Each record is to be printed again precisely as it reads.
[Begin Entries provided]
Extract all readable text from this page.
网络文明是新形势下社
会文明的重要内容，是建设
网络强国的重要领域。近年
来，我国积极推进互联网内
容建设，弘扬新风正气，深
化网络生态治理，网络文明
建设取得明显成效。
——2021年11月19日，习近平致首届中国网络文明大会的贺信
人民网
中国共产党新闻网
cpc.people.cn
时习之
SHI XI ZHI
[End Entries provided]
* _Problem solution_
Extract all readable text from this page.
网络文明是新形势下社
会文明的重要内容，是建设
网络强国的重要领域。近年
来，我国积极推进互联网内
容建设，弘扬新风正气，深
化网络生态治理，网络文明
建设取得明显成效。
——2021年11月19日，习近平致首届中国网络文明大会的贺信
人民网
中国共产党新闻网
cpc.people.cn
时习之
SHI XI ZHI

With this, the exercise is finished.